→ **TASK PROMPT**
Gather up the lines with the word "right" in them.

>> Start LISTING

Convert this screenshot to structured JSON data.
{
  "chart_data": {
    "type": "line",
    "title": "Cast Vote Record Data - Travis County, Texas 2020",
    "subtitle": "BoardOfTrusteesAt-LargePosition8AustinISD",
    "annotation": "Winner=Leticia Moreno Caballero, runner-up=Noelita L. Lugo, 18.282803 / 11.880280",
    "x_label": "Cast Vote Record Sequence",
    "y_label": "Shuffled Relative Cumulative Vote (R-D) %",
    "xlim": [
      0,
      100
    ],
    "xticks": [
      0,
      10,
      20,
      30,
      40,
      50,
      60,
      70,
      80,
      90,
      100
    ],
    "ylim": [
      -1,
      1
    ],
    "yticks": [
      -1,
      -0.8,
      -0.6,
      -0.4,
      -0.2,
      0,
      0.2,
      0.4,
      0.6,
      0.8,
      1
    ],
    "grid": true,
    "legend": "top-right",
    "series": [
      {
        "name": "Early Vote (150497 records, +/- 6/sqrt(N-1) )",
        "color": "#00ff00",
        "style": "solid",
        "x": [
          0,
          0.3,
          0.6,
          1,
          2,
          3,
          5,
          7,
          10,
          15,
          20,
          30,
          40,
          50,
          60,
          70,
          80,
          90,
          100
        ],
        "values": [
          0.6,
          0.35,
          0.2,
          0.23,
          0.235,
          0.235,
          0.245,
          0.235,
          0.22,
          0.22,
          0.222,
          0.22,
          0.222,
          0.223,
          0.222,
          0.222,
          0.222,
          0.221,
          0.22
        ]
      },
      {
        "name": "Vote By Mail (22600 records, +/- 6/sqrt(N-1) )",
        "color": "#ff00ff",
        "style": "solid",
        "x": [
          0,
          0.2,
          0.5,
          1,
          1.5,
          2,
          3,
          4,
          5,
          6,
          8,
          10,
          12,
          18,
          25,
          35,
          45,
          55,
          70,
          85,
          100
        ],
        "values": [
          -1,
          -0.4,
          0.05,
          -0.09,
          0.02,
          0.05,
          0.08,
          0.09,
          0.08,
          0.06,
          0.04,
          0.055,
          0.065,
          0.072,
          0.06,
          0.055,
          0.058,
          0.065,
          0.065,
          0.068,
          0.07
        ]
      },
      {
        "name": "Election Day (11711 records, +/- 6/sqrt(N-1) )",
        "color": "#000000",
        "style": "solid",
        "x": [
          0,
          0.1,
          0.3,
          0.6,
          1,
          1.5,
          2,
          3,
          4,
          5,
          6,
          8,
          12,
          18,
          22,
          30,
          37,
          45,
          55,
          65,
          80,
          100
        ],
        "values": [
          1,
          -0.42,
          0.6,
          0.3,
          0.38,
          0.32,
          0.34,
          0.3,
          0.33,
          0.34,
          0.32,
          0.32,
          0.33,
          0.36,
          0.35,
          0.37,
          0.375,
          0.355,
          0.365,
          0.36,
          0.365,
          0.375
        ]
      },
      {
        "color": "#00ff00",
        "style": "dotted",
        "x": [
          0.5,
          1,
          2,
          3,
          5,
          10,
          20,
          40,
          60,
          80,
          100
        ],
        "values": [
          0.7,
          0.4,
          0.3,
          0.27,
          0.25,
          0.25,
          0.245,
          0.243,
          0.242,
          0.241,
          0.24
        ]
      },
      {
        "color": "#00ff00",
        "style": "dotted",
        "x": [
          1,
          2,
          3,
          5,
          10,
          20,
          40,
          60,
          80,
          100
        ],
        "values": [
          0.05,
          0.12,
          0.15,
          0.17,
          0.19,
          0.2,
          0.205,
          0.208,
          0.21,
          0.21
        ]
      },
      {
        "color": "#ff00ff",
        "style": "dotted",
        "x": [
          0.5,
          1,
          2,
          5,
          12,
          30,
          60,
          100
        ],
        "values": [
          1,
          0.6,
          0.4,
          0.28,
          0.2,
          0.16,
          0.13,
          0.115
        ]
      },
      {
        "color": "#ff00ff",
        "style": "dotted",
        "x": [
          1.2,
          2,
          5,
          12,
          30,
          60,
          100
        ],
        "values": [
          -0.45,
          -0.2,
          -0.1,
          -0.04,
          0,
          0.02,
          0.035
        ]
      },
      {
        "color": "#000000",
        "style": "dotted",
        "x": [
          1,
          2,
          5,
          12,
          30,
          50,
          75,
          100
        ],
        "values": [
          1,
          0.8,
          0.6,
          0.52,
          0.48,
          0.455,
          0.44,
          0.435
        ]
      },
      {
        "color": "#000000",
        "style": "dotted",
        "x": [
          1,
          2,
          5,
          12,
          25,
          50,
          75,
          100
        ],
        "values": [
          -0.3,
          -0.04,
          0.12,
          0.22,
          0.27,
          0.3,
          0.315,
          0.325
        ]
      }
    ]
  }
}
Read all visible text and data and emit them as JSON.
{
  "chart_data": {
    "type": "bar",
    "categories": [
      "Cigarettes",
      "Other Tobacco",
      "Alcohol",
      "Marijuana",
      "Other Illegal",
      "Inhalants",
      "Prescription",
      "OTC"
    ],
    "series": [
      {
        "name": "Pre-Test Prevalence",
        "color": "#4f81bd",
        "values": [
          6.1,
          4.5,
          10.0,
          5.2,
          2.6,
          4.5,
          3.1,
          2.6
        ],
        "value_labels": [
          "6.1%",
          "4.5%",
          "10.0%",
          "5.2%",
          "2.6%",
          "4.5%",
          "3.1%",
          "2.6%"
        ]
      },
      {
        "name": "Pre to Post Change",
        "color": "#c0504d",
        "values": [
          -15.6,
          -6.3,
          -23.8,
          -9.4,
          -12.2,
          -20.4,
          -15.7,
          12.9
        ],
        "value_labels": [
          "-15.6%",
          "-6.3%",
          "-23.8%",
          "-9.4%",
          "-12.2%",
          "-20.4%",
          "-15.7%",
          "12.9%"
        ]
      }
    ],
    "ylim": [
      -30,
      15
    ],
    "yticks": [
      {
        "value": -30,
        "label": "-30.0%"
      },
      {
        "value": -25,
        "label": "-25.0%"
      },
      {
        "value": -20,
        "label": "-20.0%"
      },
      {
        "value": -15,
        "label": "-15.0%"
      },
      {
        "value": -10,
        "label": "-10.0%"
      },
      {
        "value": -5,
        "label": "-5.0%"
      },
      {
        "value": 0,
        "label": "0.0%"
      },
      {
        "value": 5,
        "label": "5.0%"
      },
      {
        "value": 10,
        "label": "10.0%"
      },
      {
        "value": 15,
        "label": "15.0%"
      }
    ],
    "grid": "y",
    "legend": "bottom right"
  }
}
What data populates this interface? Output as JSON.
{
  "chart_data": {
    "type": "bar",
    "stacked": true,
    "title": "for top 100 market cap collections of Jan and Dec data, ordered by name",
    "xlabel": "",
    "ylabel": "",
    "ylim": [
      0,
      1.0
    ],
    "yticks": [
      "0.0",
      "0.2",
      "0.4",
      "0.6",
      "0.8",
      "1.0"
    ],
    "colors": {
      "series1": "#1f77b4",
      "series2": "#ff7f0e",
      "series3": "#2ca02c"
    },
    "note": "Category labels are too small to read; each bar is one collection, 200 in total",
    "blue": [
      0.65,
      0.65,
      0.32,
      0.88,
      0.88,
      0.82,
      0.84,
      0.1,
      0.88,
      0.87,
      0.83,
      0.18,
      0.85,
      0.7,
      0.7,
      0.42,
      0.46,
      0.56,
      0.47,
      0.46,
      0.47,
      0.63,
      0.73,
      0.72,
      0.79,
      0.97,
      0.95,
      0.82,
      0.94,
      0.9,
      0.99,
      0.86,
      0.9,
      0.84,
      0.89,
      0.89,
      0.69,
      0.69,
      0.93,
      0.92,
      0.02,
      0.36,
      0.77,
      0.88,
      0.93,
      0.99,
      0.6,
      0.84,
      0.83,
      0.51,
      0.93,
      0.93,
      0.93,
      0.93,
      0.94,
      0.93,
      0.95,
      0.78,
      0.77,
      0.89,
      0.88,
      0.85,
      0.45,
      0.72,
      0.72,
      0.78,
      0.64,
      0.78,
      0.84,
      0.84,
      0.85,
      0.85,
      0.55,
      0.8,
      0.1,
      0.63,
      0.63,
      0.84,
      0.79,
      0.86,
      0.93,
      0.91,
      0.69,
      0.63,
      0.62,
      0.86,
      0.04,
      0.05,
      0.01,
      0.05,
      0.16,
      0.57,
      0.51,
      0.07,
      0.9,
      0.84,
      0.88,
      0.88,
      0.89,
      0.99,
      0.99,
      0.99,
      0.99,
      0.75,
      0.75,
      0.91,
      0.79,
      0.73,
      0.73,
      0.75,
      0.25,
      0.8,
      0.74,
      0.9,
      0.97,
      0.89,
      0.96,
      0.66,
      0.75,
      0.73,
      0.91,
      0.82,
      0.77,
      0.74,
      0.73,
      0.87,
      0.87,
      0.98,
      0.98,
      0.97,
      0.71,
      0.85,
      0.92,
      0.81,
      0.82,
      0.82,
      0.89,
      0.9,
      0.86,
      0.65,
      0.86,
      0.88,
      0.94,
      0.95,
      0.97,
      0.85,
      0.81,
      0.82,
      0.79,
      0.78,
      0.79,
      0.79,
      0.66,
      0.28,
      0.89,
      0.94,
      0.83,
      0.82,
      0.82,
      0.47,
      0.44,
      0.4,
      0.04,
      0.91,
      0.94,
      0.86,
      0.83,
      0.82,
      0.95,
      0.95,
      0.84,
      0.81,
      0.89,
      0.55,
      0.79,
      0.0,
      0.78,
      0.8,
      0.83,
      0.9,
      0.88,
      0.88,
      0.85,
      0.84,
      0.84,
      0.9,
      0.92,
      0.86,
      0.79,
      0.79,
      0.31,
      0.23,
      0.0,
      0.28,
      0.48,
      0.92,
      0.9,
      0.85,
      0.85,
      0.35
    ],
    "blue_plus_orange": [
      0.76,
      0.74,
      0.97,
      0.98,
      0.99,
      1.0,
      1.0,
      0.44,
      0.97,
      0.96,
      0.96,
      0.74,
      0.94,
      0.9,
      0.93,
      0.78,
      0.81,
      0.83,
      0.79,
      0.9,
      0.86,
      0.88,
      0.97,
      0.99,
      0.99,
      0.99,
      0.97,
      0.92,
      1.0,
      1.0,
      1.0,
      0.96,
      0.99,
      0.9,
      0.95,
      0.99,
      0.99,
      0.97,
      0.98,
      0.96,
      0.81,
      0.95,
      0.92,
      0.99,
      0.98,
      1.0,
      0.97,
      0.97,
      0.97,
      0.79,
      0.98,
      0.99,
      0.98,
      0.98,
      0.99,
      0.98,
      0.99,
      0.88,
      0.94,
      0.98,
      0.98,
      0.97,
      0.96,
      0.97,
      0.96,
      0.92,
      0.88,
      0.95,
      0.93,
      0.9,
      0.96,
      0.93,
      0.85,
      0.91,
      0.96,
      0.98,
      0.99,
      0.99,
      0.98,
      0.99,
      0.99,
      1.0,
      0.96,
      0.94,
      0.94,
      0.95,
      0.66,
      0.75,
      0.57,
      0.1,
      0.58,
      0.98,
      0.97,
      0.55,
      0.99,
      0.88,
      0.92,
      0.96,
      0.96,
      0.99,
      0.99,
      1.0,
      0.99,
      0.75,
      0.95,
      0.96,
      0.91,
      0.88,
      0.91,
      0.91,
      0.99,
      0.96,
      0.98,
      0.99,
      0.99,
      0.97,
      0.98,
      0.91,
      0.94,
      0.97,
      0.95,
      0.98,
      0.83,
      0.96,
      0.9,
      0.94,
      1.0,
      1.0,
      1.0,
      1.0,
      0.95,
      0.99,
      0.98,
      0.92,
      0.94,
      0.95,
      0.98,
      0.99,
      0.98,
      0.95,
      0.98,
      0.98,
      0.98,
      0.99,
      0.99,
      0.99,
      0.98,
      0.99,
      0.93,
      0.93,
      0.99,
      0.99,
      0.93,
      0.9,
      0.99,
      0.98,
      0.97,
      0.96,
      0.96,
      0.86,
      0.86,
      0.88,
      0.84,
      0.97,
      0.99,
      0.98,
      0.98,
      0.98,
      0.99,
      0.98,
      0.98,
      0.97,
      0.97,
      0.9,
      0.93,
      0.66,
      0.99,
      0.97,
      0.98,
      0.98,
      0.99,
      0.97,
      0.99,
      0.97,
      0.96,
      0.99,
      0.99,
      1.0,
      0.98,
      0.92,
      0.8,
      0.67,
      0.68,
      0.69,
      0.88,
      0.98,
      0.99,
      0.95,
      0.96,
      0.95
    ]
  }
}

>> End LISTING

→ **SOLUTION FOR THIS PROBLEM**
    "legend": "top-right",
    "legend": "bottom right"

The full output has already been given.